» YOUR INSTRUCTIONS
Print out every line, exactly as written.

» SUPPLIED DATA
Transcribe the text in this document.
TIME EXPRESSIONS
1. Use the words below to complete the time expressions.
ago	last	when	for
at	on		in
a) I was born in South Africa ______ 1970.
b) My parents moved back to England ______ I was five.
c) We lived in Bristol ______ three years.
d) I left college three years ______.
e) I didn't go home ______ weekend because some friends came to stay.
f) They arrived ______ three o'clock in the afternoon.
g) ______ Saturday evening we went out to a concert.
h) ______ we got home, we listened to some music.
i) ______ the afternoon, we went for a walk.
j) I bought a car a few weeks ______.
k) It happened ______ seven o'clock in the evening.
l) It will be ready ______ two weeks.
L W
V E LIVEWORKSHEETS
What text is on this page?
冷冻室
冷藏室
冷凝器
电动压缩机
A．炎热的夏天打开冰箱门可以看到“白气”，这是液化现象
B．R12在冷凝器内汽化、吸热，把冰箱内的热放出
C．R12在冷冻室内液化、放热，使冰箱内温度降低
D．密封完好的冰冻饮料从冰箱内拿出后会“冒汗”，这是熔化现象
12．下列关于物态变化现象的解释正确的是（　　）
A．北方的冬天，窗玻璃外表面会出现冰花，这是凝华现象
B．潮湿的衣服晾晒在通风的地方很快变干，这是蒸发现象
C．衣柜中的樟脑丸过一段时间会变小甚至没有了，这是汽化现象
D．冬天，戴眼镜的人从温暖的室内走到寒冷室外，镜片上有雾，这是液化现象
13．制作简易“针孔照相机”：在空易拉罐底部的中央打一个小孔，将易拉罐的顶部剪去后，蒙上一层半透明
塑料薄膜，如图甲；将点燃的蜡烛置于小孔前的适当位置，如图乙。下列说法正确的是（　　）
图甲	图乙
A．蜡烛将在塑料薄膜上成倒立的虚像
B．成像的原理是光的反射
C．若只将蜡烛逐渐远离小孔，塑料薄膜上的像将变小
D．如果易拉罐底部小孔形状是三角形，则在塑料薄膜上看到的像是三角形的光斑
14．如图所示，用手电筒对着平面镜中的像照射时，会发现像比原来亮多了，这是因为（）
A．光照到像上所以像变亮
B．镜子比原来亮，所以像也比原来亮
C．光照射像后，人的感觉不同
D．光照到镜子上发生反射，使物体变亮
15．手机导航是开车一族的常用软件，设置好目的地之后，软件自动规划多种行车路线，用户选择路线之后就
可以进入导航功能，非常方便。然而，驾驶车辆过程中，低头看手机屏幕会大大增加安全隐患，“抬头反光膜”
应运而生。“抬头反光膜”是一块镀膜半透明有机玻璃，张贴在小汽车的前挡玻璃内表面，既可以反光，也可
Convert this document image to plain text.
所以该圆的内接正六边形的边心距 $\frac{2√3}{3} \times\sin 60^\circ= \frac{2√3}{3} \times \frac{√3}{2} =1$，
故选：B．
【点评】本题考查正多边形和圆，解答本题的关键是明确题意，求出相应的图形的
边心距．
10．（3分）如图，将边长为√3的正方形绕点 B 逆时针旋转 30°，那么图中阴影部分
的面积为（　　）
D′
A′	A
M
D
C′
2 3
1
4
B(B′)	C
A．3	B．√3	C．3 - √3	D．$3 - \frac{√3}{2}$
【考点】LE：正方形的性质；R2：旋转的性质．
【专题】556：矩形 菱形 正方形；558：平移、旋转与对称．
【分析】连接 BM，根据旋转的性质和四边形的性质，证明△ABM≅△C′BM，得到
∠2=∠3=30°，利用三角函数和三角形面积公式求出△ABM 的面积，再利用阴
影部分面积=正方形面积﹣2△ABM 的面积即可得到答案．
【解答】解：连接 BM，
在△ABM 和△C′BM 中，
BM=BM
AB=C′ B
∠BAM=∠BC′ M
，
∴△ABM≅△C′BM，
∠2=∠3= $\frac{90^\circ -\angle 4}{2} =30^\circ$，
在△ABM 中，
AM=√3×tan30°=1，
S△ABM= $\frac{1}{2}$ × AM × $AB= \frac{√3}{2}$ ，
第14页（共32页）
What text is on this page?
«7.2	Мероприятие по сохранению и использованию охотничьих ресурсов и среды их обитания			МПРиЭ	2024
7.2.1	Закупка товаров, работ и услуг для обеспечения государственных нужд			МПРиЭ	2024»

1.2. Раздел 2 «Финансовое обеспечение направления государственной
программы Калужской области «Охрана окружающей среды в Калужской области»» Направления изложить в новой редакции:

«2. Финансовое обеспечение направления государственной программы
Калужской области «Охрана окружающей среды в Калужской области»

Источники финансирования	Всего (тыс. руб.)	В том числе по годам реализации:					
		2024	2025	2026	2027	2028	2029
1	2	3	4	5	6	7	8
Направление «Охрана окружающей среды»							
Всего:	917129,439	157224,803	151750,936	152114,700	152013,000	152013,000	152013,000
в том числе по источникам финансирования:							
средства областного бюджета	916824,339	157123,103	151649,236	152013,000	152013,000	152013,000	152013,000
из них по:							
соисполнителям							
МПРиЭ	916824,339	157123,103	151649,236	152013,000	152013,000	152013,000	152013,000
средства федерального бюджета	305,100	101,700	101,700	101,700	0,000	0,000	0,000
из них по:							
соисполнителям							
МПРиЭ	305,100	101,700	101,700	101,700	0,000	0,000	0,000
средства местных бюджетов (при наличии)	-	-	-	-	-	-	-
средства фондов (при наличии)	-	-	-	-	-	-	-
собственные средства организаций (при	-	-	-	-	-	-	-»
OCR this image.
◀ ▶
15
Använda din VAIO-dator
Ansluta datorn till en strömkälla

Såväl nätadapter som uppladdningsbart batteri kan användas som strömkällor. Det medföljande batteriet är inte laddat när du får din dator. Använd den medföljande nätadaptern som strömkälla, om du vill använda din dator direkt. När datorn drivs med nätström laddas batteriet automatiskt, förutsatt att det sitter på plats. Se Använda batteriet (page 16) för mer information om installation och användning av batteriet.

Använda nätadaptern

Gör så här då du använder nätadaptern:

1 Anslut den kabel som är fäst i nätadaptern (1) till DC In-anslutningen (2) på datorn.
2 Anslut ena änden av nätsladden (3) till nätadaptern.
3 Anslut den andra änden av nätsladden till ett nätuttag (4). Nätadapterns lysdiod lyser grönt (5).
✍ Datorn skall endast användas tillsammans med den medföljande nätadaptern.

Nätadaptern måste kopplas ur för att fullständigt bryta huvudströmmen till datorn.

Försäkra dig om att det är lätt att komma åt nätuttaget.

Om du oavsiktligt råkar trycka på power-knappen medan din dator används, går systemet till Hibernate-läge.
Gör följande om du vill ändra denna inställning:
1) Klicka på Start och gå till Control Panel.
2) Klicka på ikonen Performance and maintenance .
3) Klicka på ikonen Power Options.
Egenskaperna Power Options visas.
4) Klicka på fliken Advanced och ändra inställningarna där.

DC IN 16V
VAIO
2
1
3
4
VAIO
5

» REPLY
Transcribe the text in this document.
TIME EXPRESSIONS
1. Use the words below to complete the time expressions.
ago	last	when	for
at	on		in
a) I was born in South Africa ______ 1970.
b) My parents moved back to England ______ I was five.
c) We lived in Bristol ______ three years.
d) I left college three years ______.
e) I didn't go home ______ weekend because some friends came to stay.
f) They arrived ______ three o'clock in the afternoon.
g) ______ Saturday evening we went out to a concert.
h) ______ we got home, we listened to some music.
i) ______ the afternoon, we went for a walk.
j) I bought a car a few weeks ______.
k) It happened ______ seven o'clock in the evening.
l) It will be ready ______ two weeks.
L W
V E LIVEWORKSHEETS
What text is on this page?
冷冻室
冷藏室
冷凝器
电动压缩机
A．炎热的夏天打开冰箱门可以看到“白气”，这是液化现象
B．R12在冷凝器内汽化、吸热，把冰箱内的热放出
C．R12在冷冻室内液化、放热，使冰箱内温度降低
D．密封完好的冰冻饮料从冰箱内拿出后会“冒汗”，这是熔化现象
12．下列关于物态变化现象的解释正确的是（　　）
A．北方的冬天，窗玻璃外表面会出现冰花，这是凝华现象
B．潮湿的衣服晾晒在通风的地方很快变干，这是蒸发现象
C．衣柜中的樟脑丸过一段时间会变小甚至没有了，这是汽化现象
D．冬天，戴眼镜的人从温暖的室内走到寒冷室外，镜片上有雾，这是液化现象
13．制作简易“针孔照相机”：在空易拉罐底部的中央打一个小孔，将易拉罐的顶部剪去后，蒙上一层半透明
塑料薄膜，如图甲；将点燃的蜡烛置于小孔前的适当位置，如图乙。下列说法正确的是（　　）
图甲	图乙
A．蜡烛将在塑料薄膜上成倒立的虚像
B．成像的原理是光的反射
C．若只将蜡烛逐渐远离小孔，塑料薄膜上的像将变小
D．如果易拉罐底部小孔形状是三角形，则在塑料薄膜上看到的像是三角形的光斑
14．如图所示，用手电筒对着平面镜中的像照射时，会发现像比原来亮多了，这是因为（）
A．光照到像上所以像变亮
B．镜子比原来亮，所以像也比原来亮
C．光照射像后，人的感觉不同
D．光照到镜子上发生反射，使物体变亮
15．手机导航是开车一族的常用软件，设置好目的地之后，软件自动规划多种行车路线，用户选择路线之后就
可以进入导航功能，非常方便。然而，驾驶车辆过程中，低头看手机屏幕会大大增加安全隐患，“抬头反光膜”
应运而生。“抬头反光膜”是一块镀膜半透明有机玻璃，张贴在小汽车的前挡玻璃内表面，既可以反光，也可
Convert this document image to plain text.
所以该圆的内接正六边形的边心距 $\frac{2√3}{3} \times\sin 60^\circ= \frac{2√3}{3} \times \frac{√3}{2} =1$，
故选：B．
【点评】本题考查正多边形和圆，解答本题的关键是明确题意，求出相应的图形的
边心距．
10．（3分）如图，将边长为√3的正方形绕点 B 逆时针旋转 30°，那么图中阴影部分
的面积为（　　）
D′
A′	A
M
D
C′
2 3
1
4
B(B′)	C
A．3	B．√3	C．3 - √3	D．$3 - \frac{√3}{2}$
【考点】LE：正方形的性质；R2：旋转的性质．
【专题】556：矩形 菱形 正方形；558：平移、旋转与对称．
【分析】连接 BM，根据旋转的性质和四边形的性质，证明△ABM≅△C′BM，得到
∠2=∠3=30°，利用三角函数和三角形面积公式求出△ABM 的面积，再利用阴
影部分面积=正方形面积﹣2△ABM 的面积即可得到答案．
【解答】解：连接 BM，
在△ABM 和△C′BM 中，
BM=BM
AB=C′ B
∠BAM=∠BC′ M
，
∴△ABM≅△C′BM，
∠2=∠3= $\frac{90^\circ -\angle 4}{2} =30^\circ$，
在△ABM 中，
AM=√3×tan30°=1，
S△ABM= $\frac{1}{2}$ × AM × $AB= \frac{√3}{2}$ ，
第14页（共32页）
What text is on this page?
«7.2	Мероприятие по сохранению и использованию охотничьих ресурсов и среды их обитания			МПРиЭ	2024
7.2.1	Закупка товаров, работ и услуг для обеспечения государственных нужд			МПРиЭ	2024»

1.2. Раздел 2 «Финансовое обеспечение направления государственной
программы Калужской области «Охрана окружающей среды в Калужской области»» Направления изложить в новой редакции:

«2. Финансовое обеспечение направления государственной программы
Калужской области «Охрана окружающей среды в Калужской области»

Источники финансирования	Всего (тыс. руб.)	В том числе по годам реализации:					
		2024	2025	2026	2027	2028	2029
1	2	3	4	5	6	7	8
Направление «Охрана окружающей среды»							
Всего:	917129,439	157224,803	151750,936	152114,700	152013,000	152013,000	152013,000
в том числе по источникам финансирования:							
средства областного бюджета	916824,339	157123,103	151649,236	152013,000	152013,000	152013,000	152013,000
из них по:							
соисполнителям							
МПРиЭ	916824,339	157123,103	151649,236	152013,000	152013,000	152013,000	152013,000
средства федерального бюджета	305,100	101,700	101,700	101,700	0,000	0,000	0,000
из них по:							
соисполнителям							
МПРиЭ	305,100	101,700	101,700	101,700	0,000	0,000	0,000
средства местных бюджетов (при наличии)	-	-	-	-	-	-	-
средства фондов (при наличии)	-	-	-	-	-	-	-
собственные средства организаций (при	-	-	-	-	-	-	-»
OCR this image.
◀ ▶
15
Använda din VAIO-dator
Ansluta datorn till en strömkälla

Såväl nätadapter som uppladdningsbart batteri kan användas som strömkällor. Det medföljande batteriet är inte laddat när du får din dator. Använd den medföljande nätadaptern som strömkälla, om du vill använda din dator direkt. När datorn drivs med nätström laddas batteriet automatiskt, förutsatt att det sitter på plats. Se Använda batteriet (page 16) för mer information om installation och användning av batteriet.

Använda nätadaptern

Gör så här då du använder nätadaptern:

1 Anslut den kabel som är fäst i nätadaptern (1) till DC In-anslutningen (2) på datorn.
2 Anslut ena änden av nätsladden (3) till nätadaptern.
3 Anslut den andra änden av nätsladden till ett nätuttag (4). Nätadapterns lysdiod lyser grönt (5).
✍ Datorn skall endast användas tillsammans med den medföljande nätadaptern.

Nätadaptern måste kopplas ur för att fullständigt bryta huvudströmmen till datorn.

Försäkra dig om att det är lätt att komma åt nätuttaget.

Om du oavsiktligt råkar trycka på power-knappen medan din dator används, går systemet till Hibernate-läge.
Gör följande om du vill ändra denna inställning:
1) Klicka på Start och gå till Control Panel.
2) Klicka på ikonen Performance and maintenance .
3) Klicka på ikonen Power Options.
Egenskaperna Power Options visas.
4) Klicka på fliken Advanced och ändra inställningarna där.

DC IN 16V
VAIO
2
1
3
4
VAIO
5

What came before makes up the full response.